◆ **Recorded information**:
<<<<
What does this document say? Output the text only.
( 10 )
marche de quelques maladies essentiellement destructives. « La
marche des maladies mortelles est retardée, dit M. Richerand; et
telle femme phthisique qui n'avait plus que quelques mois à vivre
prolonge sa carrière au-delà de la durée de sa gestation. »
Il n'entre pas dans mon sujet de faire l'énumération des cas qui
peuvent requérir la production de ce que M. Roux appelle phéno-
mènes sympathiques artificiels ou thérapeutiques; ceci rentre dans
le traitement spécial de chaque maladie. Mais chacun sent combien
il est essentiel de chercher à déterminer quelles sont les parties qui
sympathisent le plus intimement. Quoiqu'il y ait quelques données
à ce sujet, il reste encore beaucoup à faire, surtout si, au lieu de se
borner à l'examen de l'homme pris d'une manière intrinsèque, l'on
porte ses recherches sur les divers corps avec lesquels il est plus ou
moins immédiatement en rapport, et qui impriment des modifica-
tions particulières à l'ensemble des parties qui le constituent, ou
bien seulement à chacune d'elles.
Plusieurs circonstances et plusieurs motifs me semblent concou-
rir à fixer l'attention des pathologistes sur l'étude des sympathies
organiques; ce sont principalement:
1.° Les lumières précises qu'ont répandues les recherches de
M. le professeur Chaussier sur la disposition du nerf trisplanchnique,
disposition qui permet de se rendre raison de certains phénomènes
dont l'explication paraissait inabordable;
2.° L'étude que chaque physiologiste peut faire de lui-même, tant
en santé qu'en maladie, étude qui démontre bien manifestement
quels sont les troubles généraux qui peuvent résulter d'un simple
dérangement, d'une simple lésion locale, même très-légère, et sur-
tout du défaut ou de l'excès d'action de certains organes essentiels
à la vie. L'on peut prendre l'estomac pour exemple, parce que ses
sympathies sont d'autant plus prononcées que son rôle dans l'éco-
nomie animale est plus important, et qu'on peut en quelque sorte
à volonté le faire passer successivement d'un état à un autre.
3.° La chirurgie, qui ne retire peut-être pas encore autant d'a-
>>>>
◆ **Your goal**:
Filter the records, keeping only lines that contain "parties", and show those lines.

◆ **Correct response**:
il est essentiel de chercher à déterminer quelles sont les parties qui
tions particulières à l'ensemble des parties qui le constituent, ou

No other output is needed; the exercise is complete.